> _Data shown_
= = = = = = =
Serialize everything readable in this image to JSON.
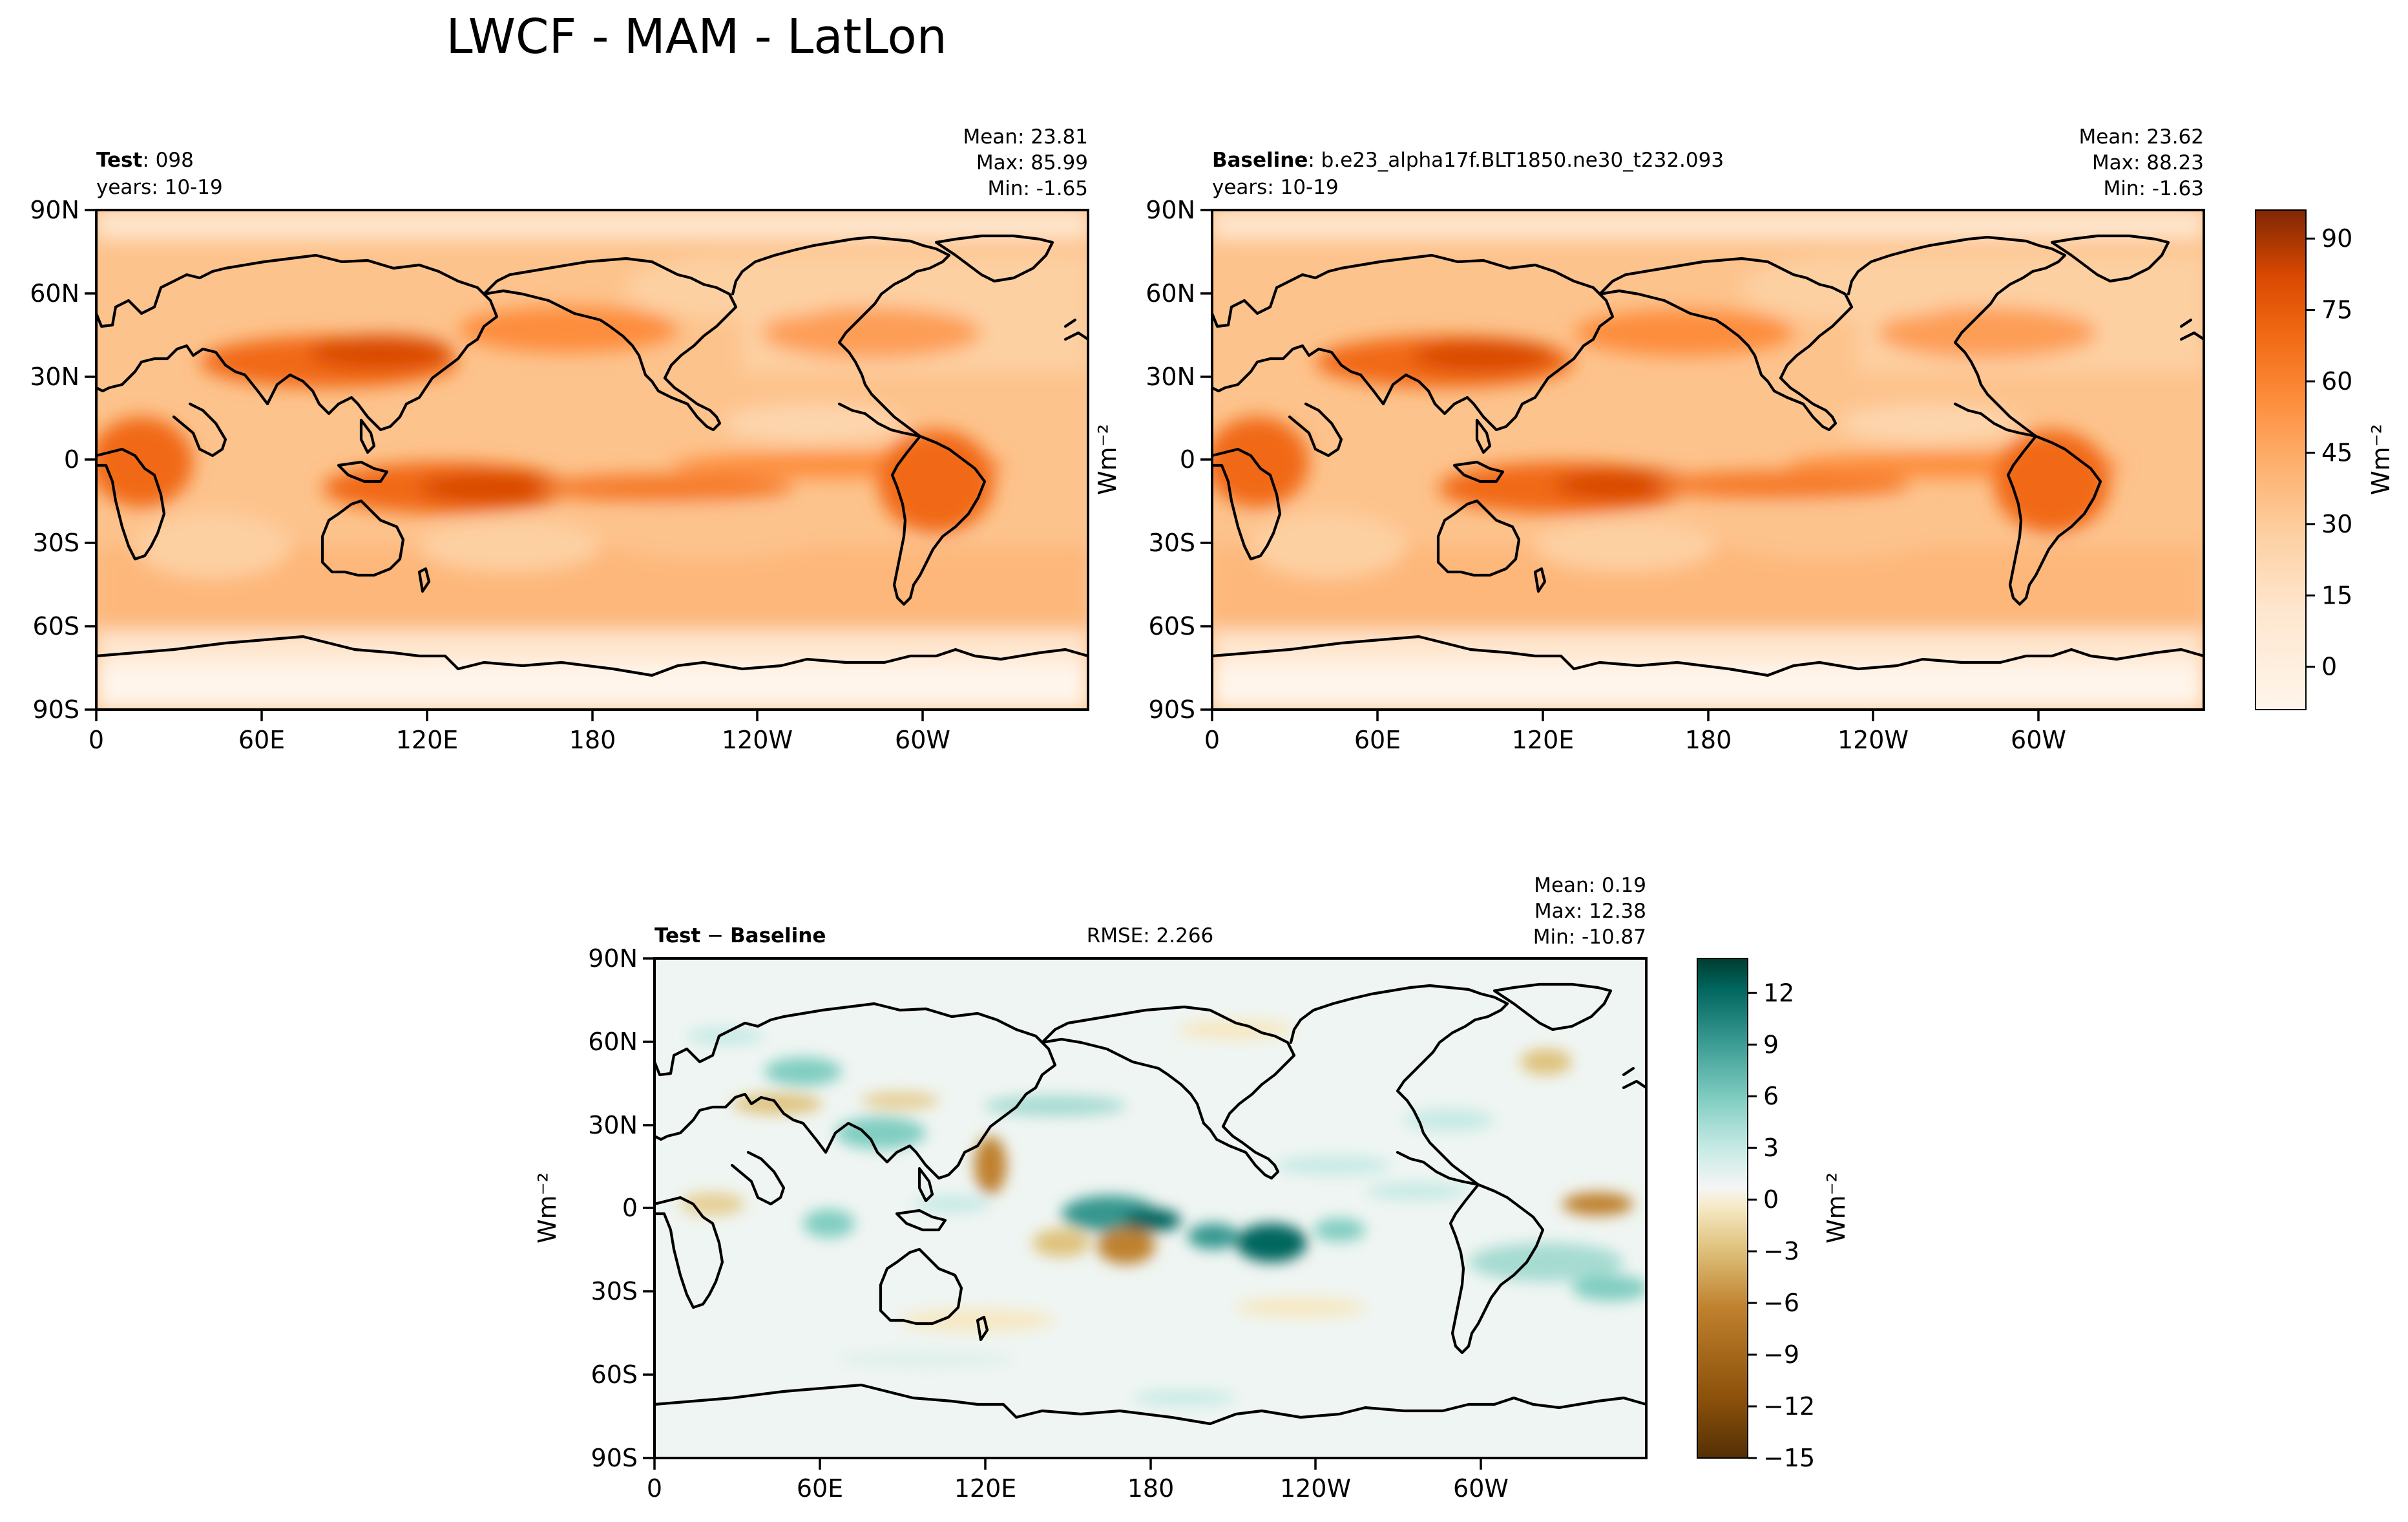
{
  "figure": {
    "title": "LWCF - MAM - LatLon"
  },
  "chart_data": [
    {
      "type": "heatmap",
      "panel": "test",
      "label_bold": "Test",
      "label_rest": ": 098",
      "years": "years: 10-19",
      "stats": {
        "mean": "Mean: 23.81",
        "max": "Max: 85.99",
        "min": "Min: -1.65"
      },
      "x_ticks": [
        "0",
        "60E",
        "120E",
        "180",
        "120W",
        "60W"
      ],
      "y_ticks": [
        "90N",
        "60N",
        "30N",
        "0",
        "30S",
        "60S",
        "90S"
      ],
      "ylabel": "Wm⁻²",
      "xlim": [
        0,
        360
      ],
      "ylim": [
        -90,
        90
      ],
      "colormap": "Oranges",
      "field_summary": {
        "mean": 23.81,
        "max": 85.99,
        "min": -1.65
      }
    },
    {
      "type": "heatmap",
      "panel": "baseline",
      "label_bold": "Baseline",
      "label_rest": ": b.e23_alpha17f.BLT1850.ne30_t232.093",
      "years": "years: 10-19",
      "stats": {
        "mean": "Mean: 23.62",
        "max": "Max: 88.23",
        "min": "Min: -1.63"
      },
      "x_ticks": [
        "0",
        "60E",
        "120E",
        "180",
        "120W",
        "60W"
      ],
      "y_ticks": [
        "90N",
        "60N",
        "30N",
        "0",
        "30S",
        "60S",
        "90S"
      ],
      "xlim": [
        0,
        360
      ],
      "ylim": [
        -90,
        90
      ],
      "colormap": "Oranges",
      "field_summary": {
        "mean": 23.62,
        "max": 88.23,
        "min": -1.63
      },
      "colorbar": {
        "ticks": [
          "90",
          "75",
          "60",
          "45",
          "30",
          "15",
          "0"
        ],
        "tick_values": [
          90,
          75,
          60,
          45,
          30,
          15,
          0
        ],
        "range": [
          -9,
          96
        ],
        "label": "Wm⁻²"
      }
    },
    {
      "type": "heatmap",
      "panel": "difference",
      "label_bold": "Test",
      "label_op": " − ",
      "label_bold2": "Baseline",
      "rmse": "RMSE: 2.266",
      "stats": {
        "mean": "Mean:  0.19",
        "max": "Max: 12.38",
        "min": "Min: -10.87"
      },
      "x_ticks": [
        "0",
        "60E",
        "120E",
        "180",
        "120W",
        "60W"
      ],
      "y_ticks": [
        "90N",
        "60N",
        "30N",
        "0",
        "30S",
        "60S",
        "90S"
      ],
      "ylabel": "Wm⁻²",
      "xlim": [
        0,
        360
      ],
      "ylim": [
        -90,
        90
      ],
      "colormap": "BrBG",
      "field_summary": {
        "mean": 0.19,
        "max": 12.38,
        "min": -10.87,
        "rmse": 2.266
      },
      "colorbar": {
        "ticks": [
          "12",
          "9",
          "6",
          "3",
          "0",
          "−3",
          "−6",
          "−9",
          "−12",
          "−15"
        ],
        "tick_values": [
          12,
          9,
          6,
          3,
          0,
          -3,
          -6,
          -9,
          -12,
          -15
        ],
        "range": [
          -15,
          14
        ],
        "label": "Wm⁻²"
      }
    }
  ],
  "colors": {
    "oranges": [
      "#fff5eb",
      "#fee6ce",
      "#fdd0a2",
      "#fdae6b",
      "#fd8d3c",
      "#f16913",
      "#d94801",
      "#a63603",
      "#7f2704"
    ],
    "brbg": [
      "#543005",
      "#8c510a",
      "#bf812d",
      "#dfc27d",
      "#f6e8c3",
      "#f5f5f5",
      "#c7eae5",
      "#80cdc1",
      "#35978f",
      "#01665e",
      "#003c30"
    ]
  }
}
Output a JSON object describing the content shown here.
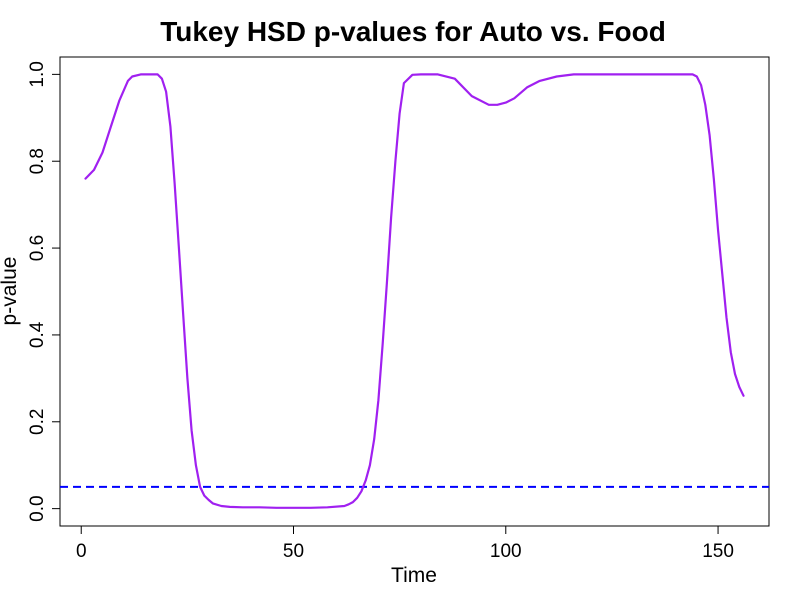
{
  "chart_data": {
    "type": "line",
    "title": "Tukey HSD p-values for Auto vs. Food",
    "xlabel": "Time",
    "ylabel": "p-value",
    "xlim": [
      -5,
      162
    ],
    "ylim": [
      -0.04,
      1.04
    ],
    "x_ticks": [
      0,
      50,
      100,
      150
    ],
    "y_ticks": [
      0.0,
      0.2,
      0.4,
      0.6,
      0.8,
      1.0
    ],
    "grid": false,
    "legend": "none",
    "series": [
      {
        "color": "#a020f0",
        "x": [
          1,
          3,
          5,
          7,
          9,
          11,
          12,
          14,
          16,
          18,
          19,
          20,
          21,
          22,
          23,
          24,
          25,
          26,
          27,
          28,
          29,
          30,
          31,
          33,
          35,
          38,
          42,
          46,
          50,
          54,
          58,
          62,
          63,
          64,
          65,
          66,
          67,
          68,
          69,
          70,
          71,
          72,
          73,
          74,
          75,
          76,
          78,
          80,
          84,
          88,
          92,
          96,
          98,
          100,
          102,
          105,
          108,
          112,
          116,
          120,
          125,
          130,
          135,
          140,
          144,
          145,
          146,
          147,
          148,
          149,
          150,
          151,
          152,
          153,
          154,
          155,
          156
        ],
        "y": [
          0.76,
          0.78,
          0.82,
          0.88,
          0.94,
          0.985,
          0.995,
          1.0,
          1.0,
          1.0,
          0.99,
          0.96,
          0.88,
          0.75,
          0.6,
          0.45,
          0.3,
          0.18,
          0.1,
          0.05,
          0.03,
          0.02,
          0.012,
          0.006,
          0.004,
          0.003,
          0.003,
          0.002,
          0.002,
          0.002,
          0.003,
          0.006,
          0.01,
          0.015,
          0.025,
          0.04,
          0.065,
          0.1,
          0.16,
          0.25,
          0.38,
          0.52,
          0.67,
          0.8,
          0.91,
          0.98,
          0.999,
          1.0,
          1.0,
          0.99,
          0.95,
          0.93,
          0.93,
          0.935,
          0.945,
          0.97,
          0.985,
          0.995,
          1.0,
          1.0,
          1.0,
          1.0,
          1.0,
          1.0,
          1.0,
          0.995,
          0.975,
          0.93,
          0.86,
          0.76,
          0.64,
          0.54,
          0.44,
          0.36,
          0.31,
          0.28,
          0.26
        ]
      }
    ],
    "reference_line": {
      "y": 0.05,
      "color": "#0000ff",
      "style": "dashed"
    }
  }
}
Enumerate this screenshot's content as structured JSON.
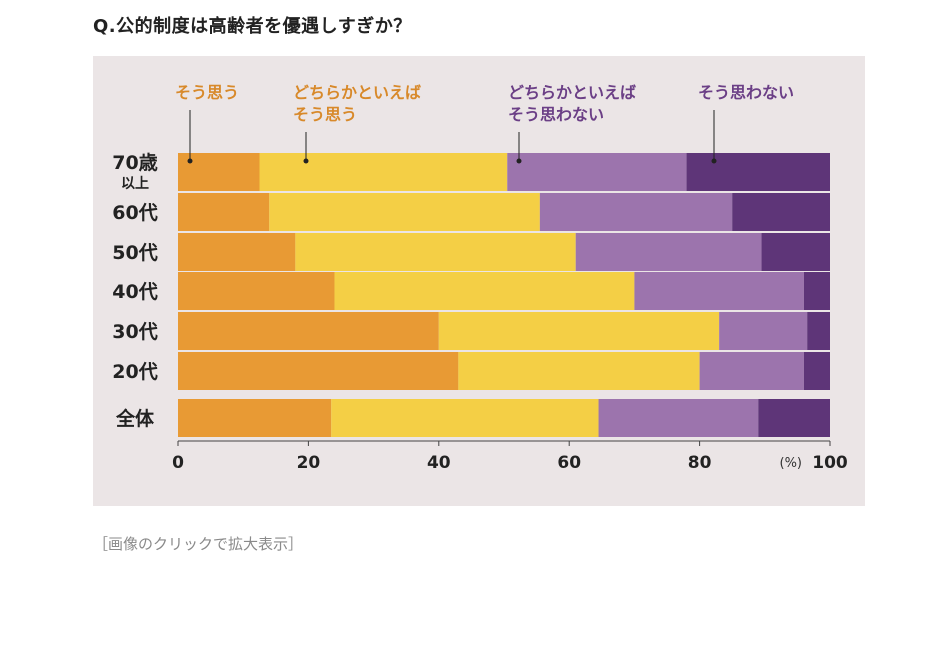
= = = = = = =
> _Goal_
What is the number of lines in the listing that contain the string "JSON"? Reply with that number alone.

> _Answer for this exercise_
3